**Figure data in JSON**.

--- Start ---

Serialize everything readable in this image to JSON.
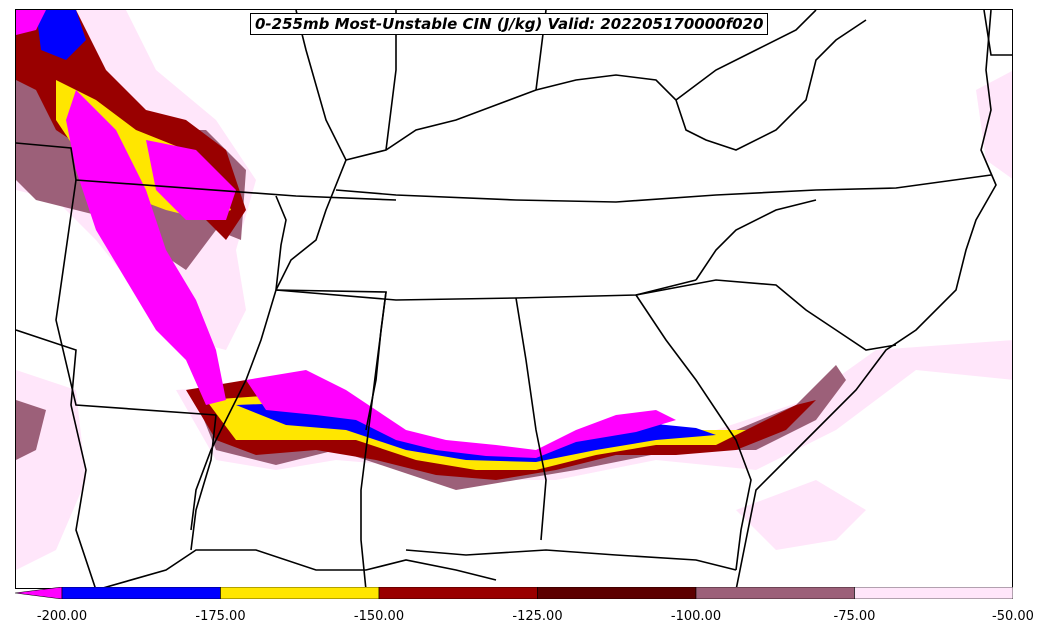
{
  "title": "0-255mb Most-Unstable CIN (J/kg) Valid: 202205170000f020",
  "colorbar": {
    "extend": "min",
    "bins": [
      {
        "from": -225,
        "to": -200,
        "color": "#ff00ff"
      },
      {
        "from": -200,
        "to": -175,
        "color": "#0000ff"
      },
      {
        "from": -175,
        "to": -150,
        "color": "#ffe600"
      },
      {
        "from": -150,
        "to": -125,
        "color": "#990000"
      },
      {
        "from": -125,
        "to": -100,
        "color": "#5c0000"
      },
      {
        "from": -100,
        "to": -75,
        "color": "#9c6079"
      },
      {
        "from": -75,
        "to": -50,
        "color": "#ffe6fa"
      }
    ],
    "ticks": [
      "-200.00",
      "-175.00",
      "-150.00",
      "-125.00",
      "-100.00",
      "-75.00",
      "-50.00"
    ]
  },
  "map": {
    "region": "Southeastern United States",
    "field": "Most-Unstable CIN",
    "units": "J/kg",
    "layer": "0-255mb"
  }
}
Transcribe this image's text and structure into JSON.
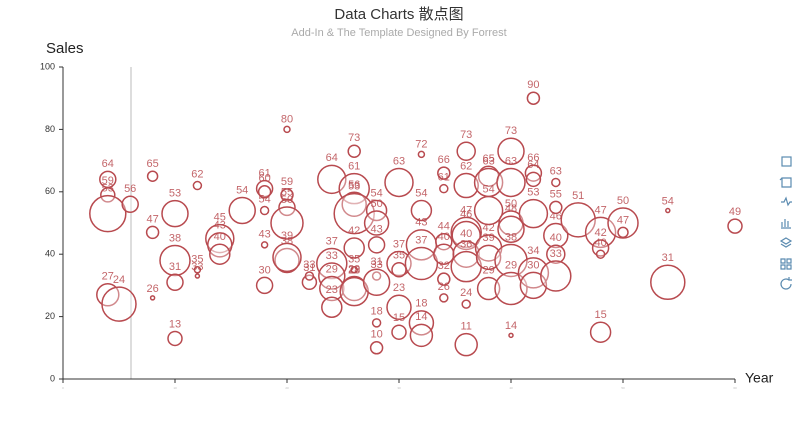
{
  "chart_data": {
    "type": "bubble",
    "title": "Data Charts 散点图",
    "subtitle": "Add-In & The Template Designed By Forrest",
    "y_label": "Sales",
    "x_label": "Year",
    "color": "#b84a4f",
    "xlim": [
      0,
      60
    ],
    "xticks": [
      0,
      10,
      20,
      30,
      40,
      50,
      60
    ],
    "ylim": [
      0,
      100
    ],
    "yticks": [
      0,
      20,
      40,
      60,
      80,
      100
    ],
    "x": [
      4,
      4,
      4,
      4,
      6,
      5,
      8,
      8,
      8,
      10,
      10,
      10,
      10,
      12,
      12,
      12,
      14,
      14,
      14,
      16,
      18,
      18,
      18,
      18,
      18,
      20,
      20,
      20,
      20,
      20,
      20,
      22,
      22,
      24,
      24,
      24,
      24,
      24,
      26,
      26,
      26,
      26,
      26,
      26,
      26,
      26,
      28,
      28,
      28,
      28,
      28,
      28,
      28,
      30,
      30,
      30,
      30,
      30,
      32,
      32,
      32,
      32,
      32,
      32,
      34,
      34,
      34,
      34,
      34,
      34,
      36,
      36,
      36,
      36,
      36,
      36,
      36,
      36,
      38,
      38,
      38,
      38,
      38,
      38,
      40,
      40,
      40,
      40,
      40,
      40,
      40,
      42,
      42,
      42,
      42,
      42,
      42,
      44,
      44,
      44,
      44,
      44,
      46,
      48,
      48,
      48,
      48,
      50,
      50,
      54,
      54,
      60
    ],
    "values": [
      64,
      59,
      53,
      27,
      56,
      24,
      65,
      47,
      26,
      53,
      38,
      31,
      13,
      62,
      35,
      33,
      45,
      43,
      40,
      54,
      61,
      60,
      54,
      43,
      30,
      80,
      59,
      55,
      50,
      38,
      39,
      31,
      33,
      64,
      37,
      33,
      29,
      23,
      73,
      61,
      56,
      53,
      42,
      35,
      29,
      28,
      54,
      50,
      43,
      33,
      31,
      18,
      10,
      63,
      37,
      35,
      23,
      15,
      72,
      54,
      43,
      37,
      18,
      14,
      66,
      61,
      44,
      40,
      32,
      26,
      73,
      62,
      47,
      46,
      40,
      36,
      24,
      11,
      65,
      63,
      54,
      42,
      39,
      29,
      73,
      63,
      50,
      48,
      38,
      29,
      14,
      90,
      66,
      64,
      53,
      34,
      30,
      63,
      55,
      46,
      40,
      33,
      51,
      47,
      42,
      40,
      15,
      50,
      47,
      54,
      31,
      49
    ],
    "sizes": [
      8,
      7,
      18,
      11,
      8,
      17,
      5,
      6,
      2,
      13,
      15,
      8,
      7,
      4,
      3,
      2,
      14,
      12,
      10,
      13,
      8,
      6,
      4,
      3,
      8,
      3,
      6,
      8,
      16,
      12,
      14,
      7,
      4,
      14,
      15,
      13,
      12,
      10,
      6,
      15,
      12,
      20,
      10,
      3,
      12,
      14,
      10,
      12,
      8,
      4,
      13,
      4,
      6,
      14,
      12,
      7,
      12,
      7,
      3,
      10,
      15,
      16,
      12,
      11,
      6,
      4,
      8,
      10,
      6,
      4,
      9,
      12,
      15,
      14,
      13,
      15,
      4,
      11,
      10,
      14,
      14,
      13,
      12,
      11,
      13,
      14,
      12,
      13,
      16,
      16,
      2,
      6,
      8,
      7,
      14,
      15,
      13,
      4,
      6,
      12,
      9,
      15,
      17,
      15,
      8,
      4,
      10,
      15,
      5,
      2,
      17,
      7
    ]
  }
}
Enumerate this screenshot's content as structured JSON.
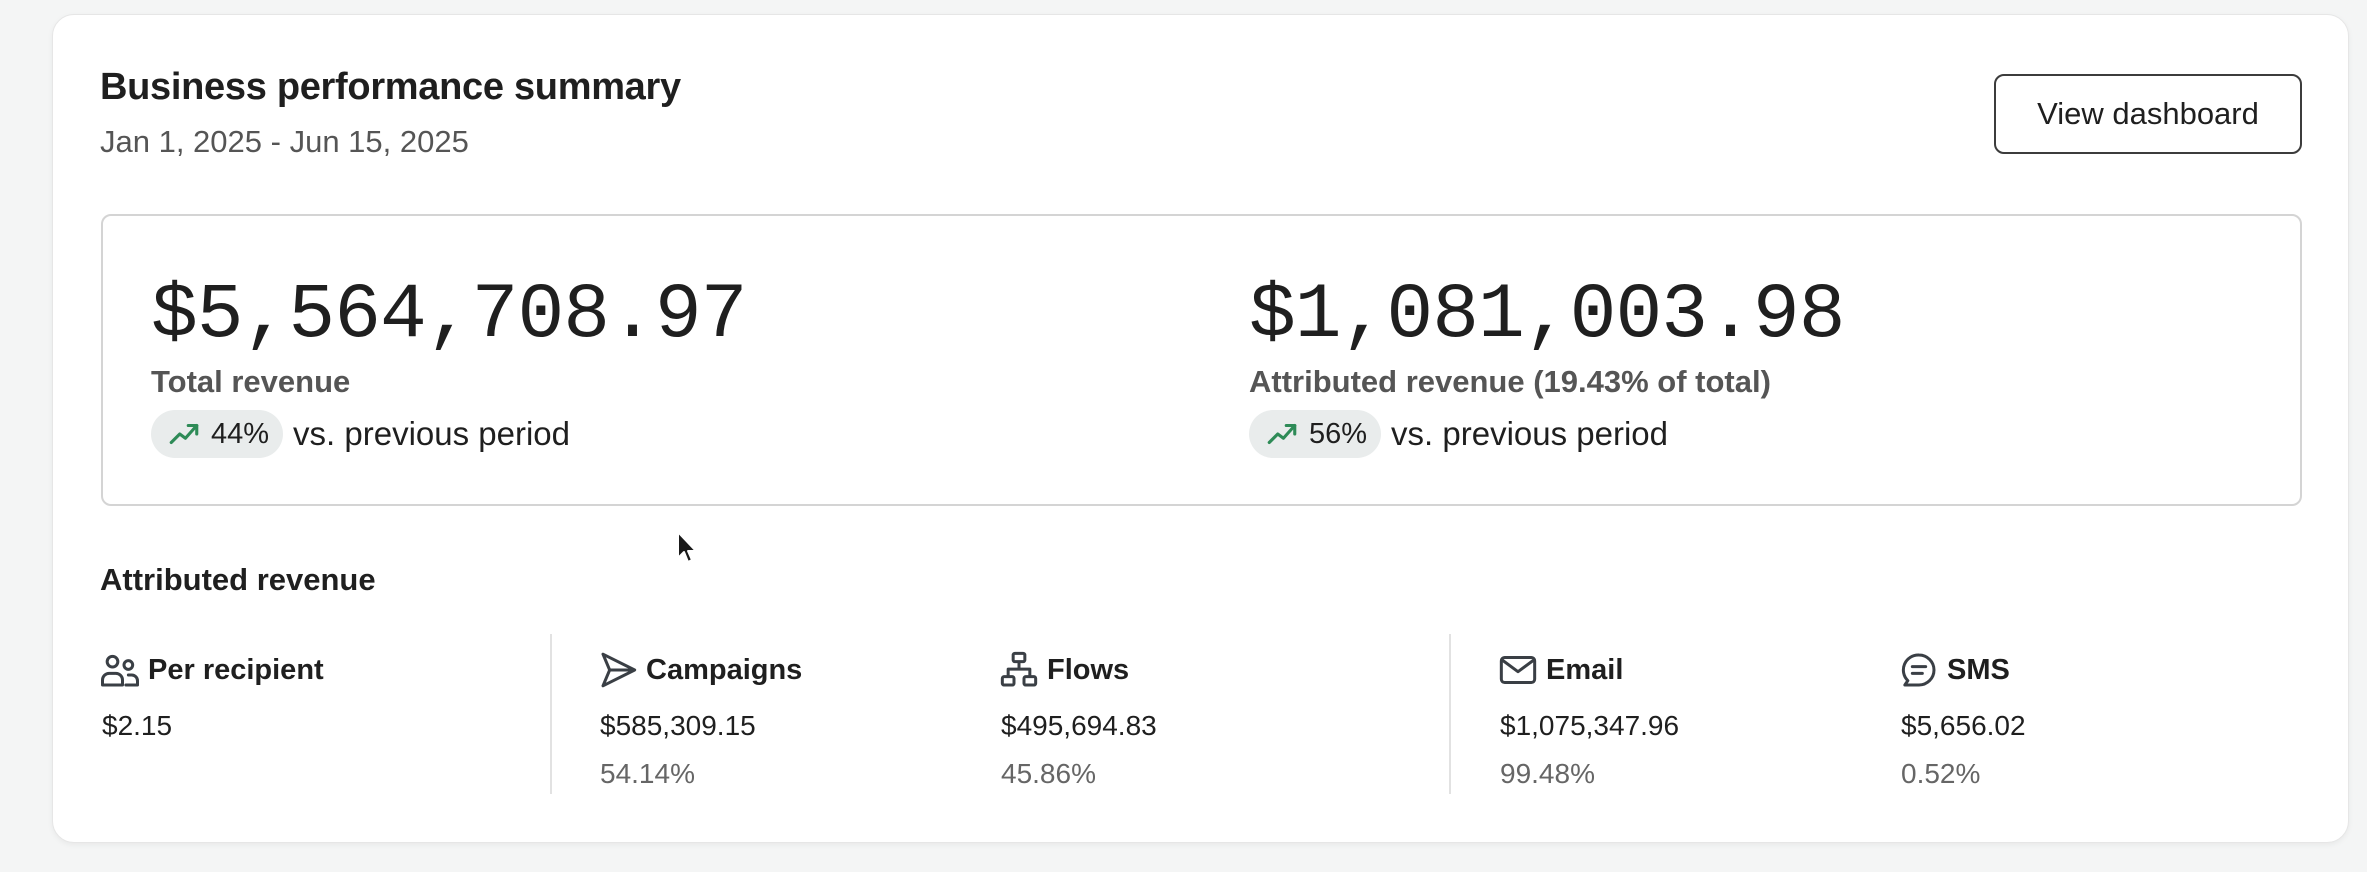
{
  "header": {
    "title": "Business performance summary",
    "date_range": "Jan 1, 2025 - Jun 15, 2025",
    "view_button_label": "View dashboard"
  },
  "metrics": [
    {
      "value": "$5,564,708.97",
      "label": "Total revenue",
      "change": "44%",
      "comparison": "vs. previous period",
      "trend_icon": "trending-up-icon"
    },
    {
      "value": "$1,081,003.98",
      "label": "Attributed revenue (19.43% of total)",
      "change": "56%",
      "comparison": "vs. previous period",
      "trend_icon": "trending-up-icon"
    }
  ],
  "attributed": {
    "section_title": "Attributed revenue",
    "per_recipient": {
      "label": "Per recipient",
      "amount": "$2.15",
      "icon": "users-icon"
    },
    "campaigns": {
      "label": "Campaigns",
      "amount": "$585,309.15",
      "pct": "54.14%",
      "icon": "send-icon"
    },
    "flows": {
      "label": "Flows",
      "amount": "$495,694.83",
      "pct": "45.86%",
      "icon": "flow-icon"
    },
    "email": {
      "label": "Email",
      "amount": "$1,075,347.96",
      "pct": "99.48%",
      "icon": "mail-icon"
    },
    "sms": {
      "label": "SMS",
      "amount": "$5,656.02",
      "pct": "0.52%",
      "icon": "message-icon"
    }
  },
  "colors": {
    "trend_up": "#2e8b57",
    "pill_bg": "#e9ecec",
    "icon_stroke": "#3a3f45"
  }
}
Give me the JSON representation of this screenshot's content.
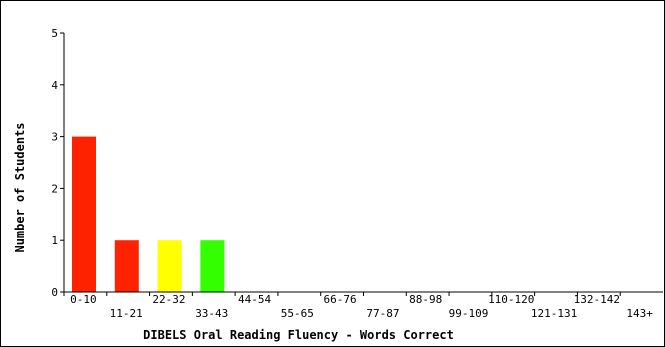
{
  "chart_data": {
    "type": "bar",
    "title": "",
    "xlabel": "DIBELS Oral Reading Fluency - Words Correct",
    "ylabel": "Number of Students",
    "categories": [
      "0-10",
      "11-21",
      "22-32",
      "33-43",
      "44-54",
      "55-65",
      "66-76",
      "77-87",
      "88-98",
      "99-109",
      "110-120",
      "121-131",
      "132-142",
      "143+"
    ],
    "values": [
      3,
      1,
      1,
      1,
      0,
      0,
      0,
      0,
      0,
      0,
      0,
      0,
      0,
      0
    ],
    "bar_colors": [
      "#ff2200",
      "#ff2200",
      "#ffff00",
      "#33ff00",
      "#ff2200",
      "#ff2200",
      "#ff2200",
      "#ff2200",
      "#ff2200",
      "#ff2200",
      "#ff2200",
      "#ff2200",
      "#ff2200",
      "#ff2200"
    ],
    "ylim": [
      0,
      5
    ],
    "yticks": [
      0,
      1,
      2,
      3,
      4,
      5
    ],
    "grid": false,
    "legend": "none"
  }
}
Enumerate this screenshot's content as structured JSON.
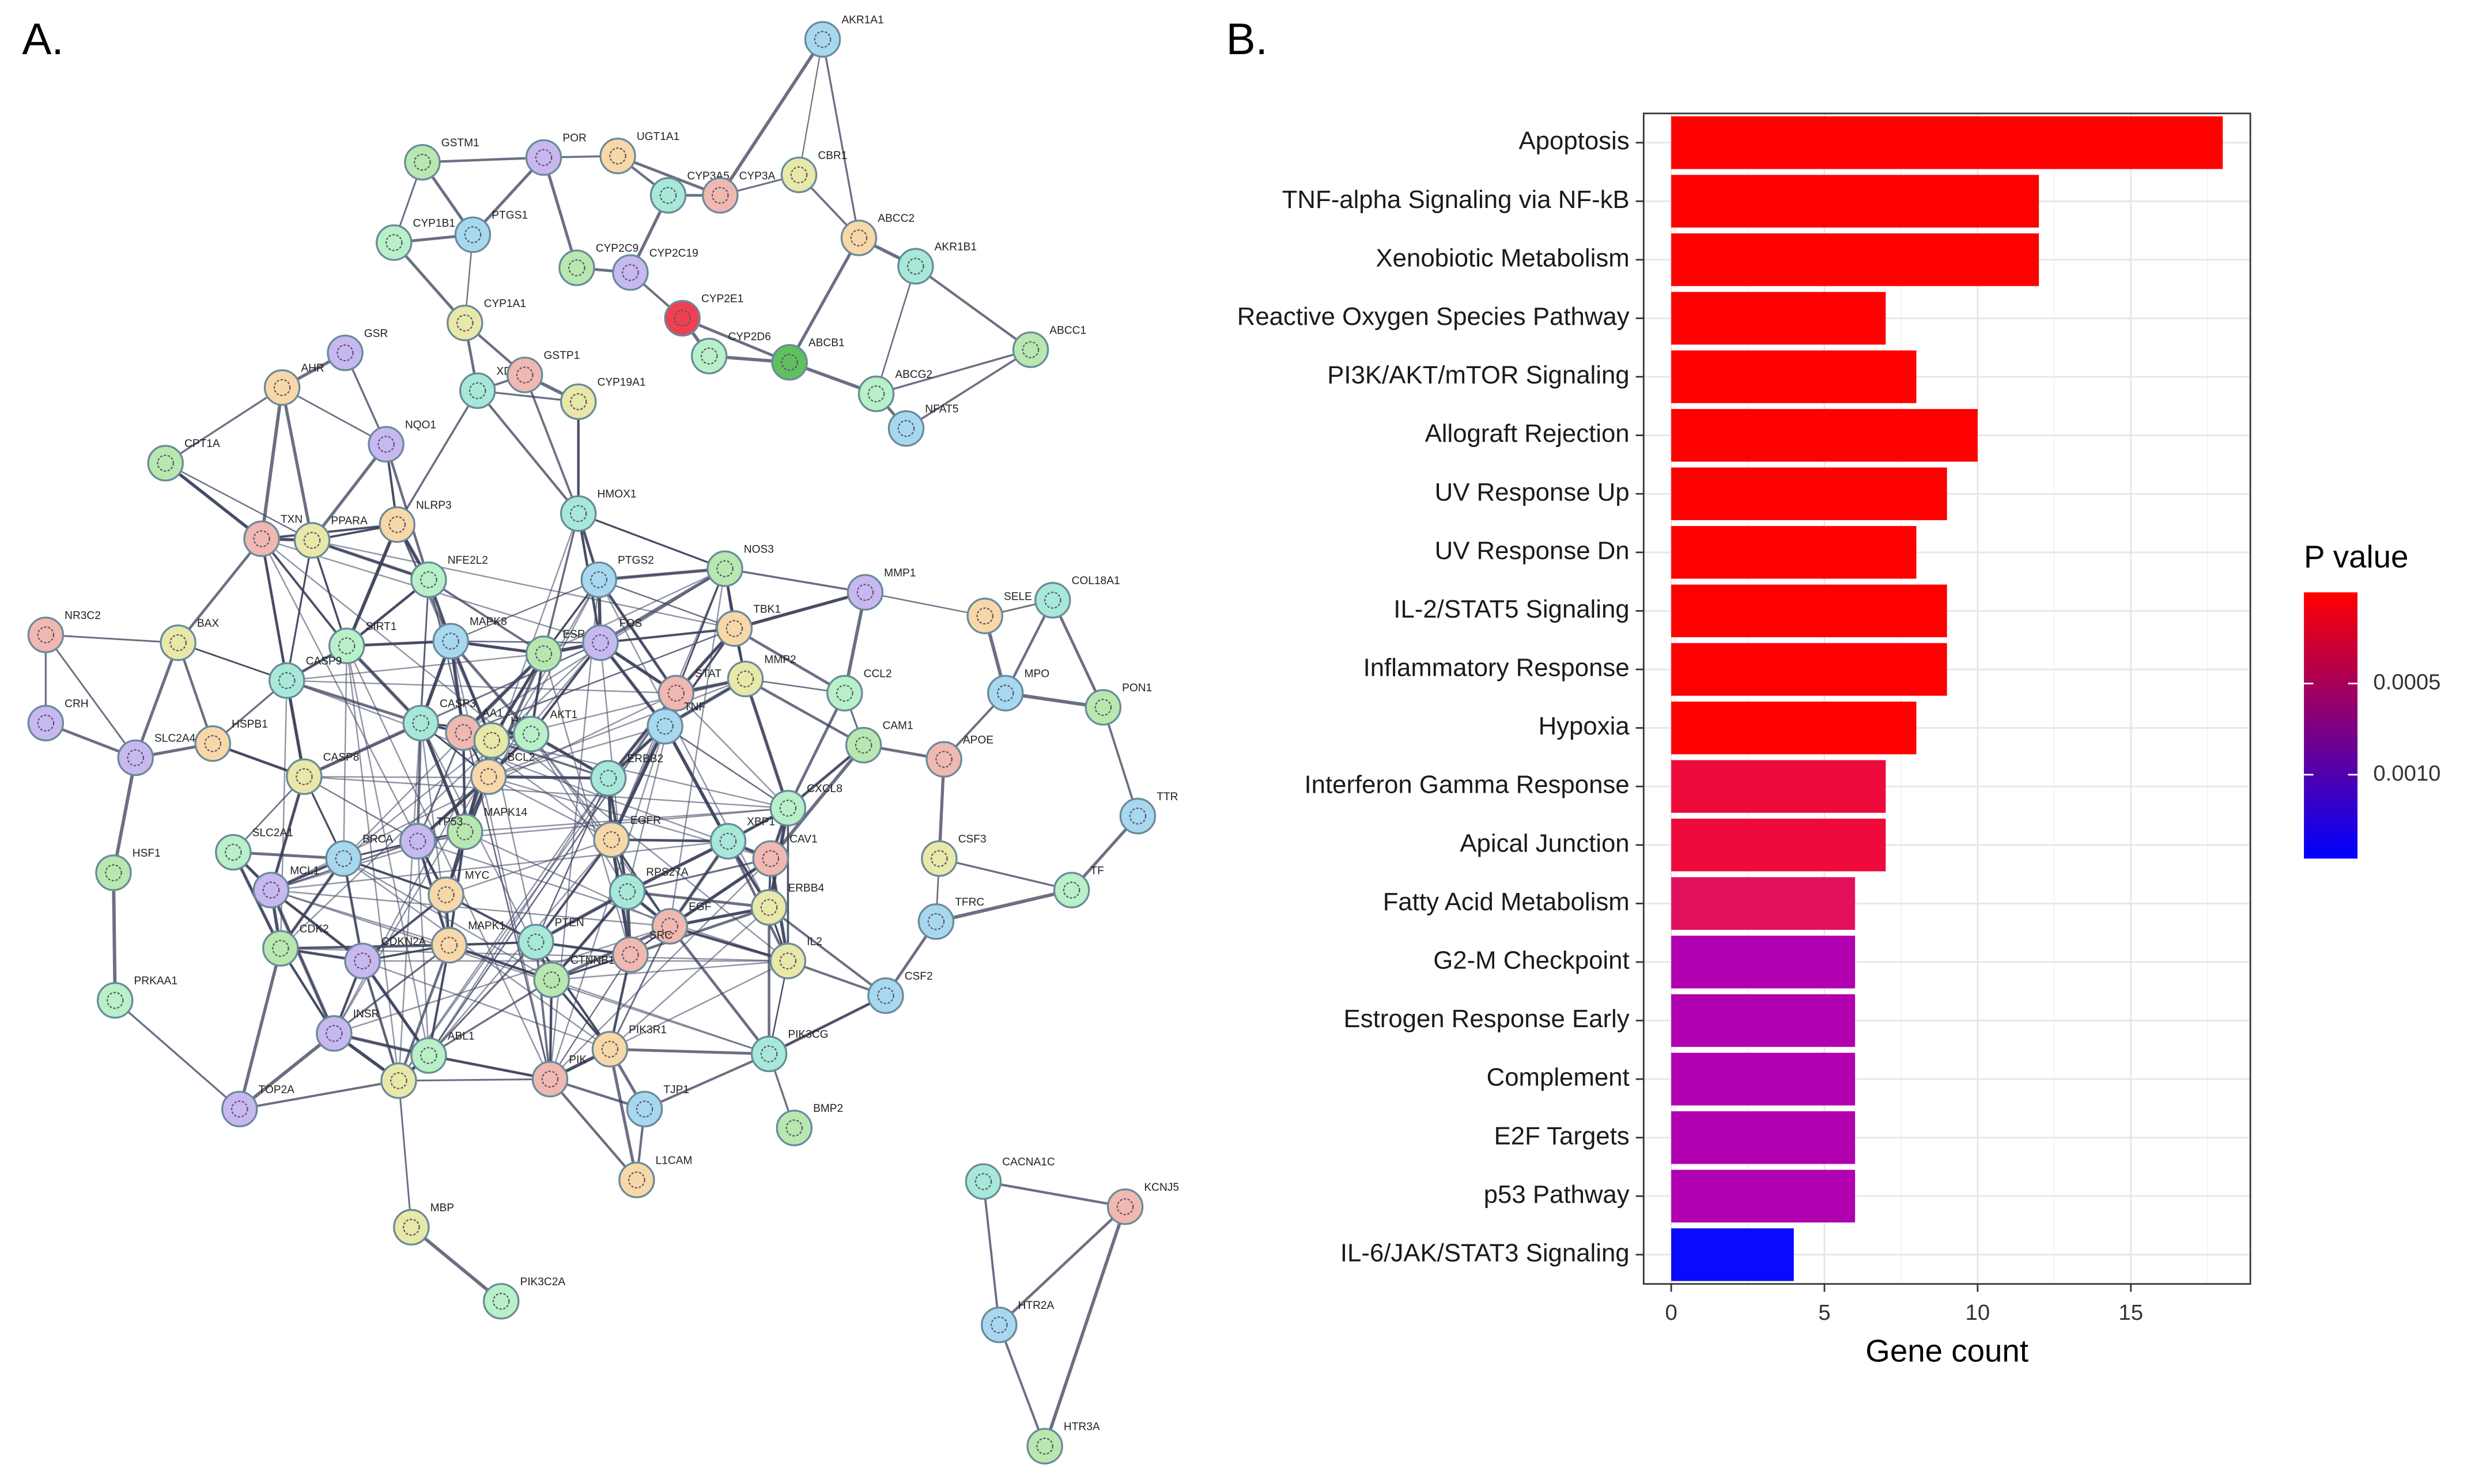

--- End ---

**GOAL OF THE EXERCISE**. Leave out all pictures and retype precisely the lines that run from the line containing "Give me the" to the last line of the records.

**WRITTEN ANSWER**.
Give me the JSON representation of this screenshot's content.
{
  "chart_data": {
    "type": "bar",
    "title": "",
    "xlabel": "DIBELS Oral Reading Fluency - Words Correct",
    "ylabel": "Number of Students",
    "categories": [
      "0-10",
      "11-21",
      "22-32",
      "33-43",
      "44-54",
      "55-65",
      "66-76",
      "77-87",
      "88-98",
      "99-109",
      "110-120",
      "121-131",
      "132-142",
      "143+"
    ],
    "values": [
      3,
      1,
      1,
      1,
      0,
      0,
      0,
      0,
      0,
      0,
      0,
      0,
      0,
      0
    ],
    "bar_colors": [
      "#ff2200",
      "#ff2200",
      "#ffff00",
      "#33ff00",
      "#ff2200",
      "#ff2200",
      "#ff2200",
      "#ff2200",
      "#ff2200",
      "#ff2200",
      "#ff2200",
      "#ff2200",
      "#ff2200",
      "#ff2200"
    ],
    "ylim": [
      0,
      5
    ],
    "yticks": [
      0,
      1,
      2,
      3,
      4,
      5
    ],
    "grid": false,
    "legend": "none"
  }
}
Enumerate this screenshot's content as structured JSON.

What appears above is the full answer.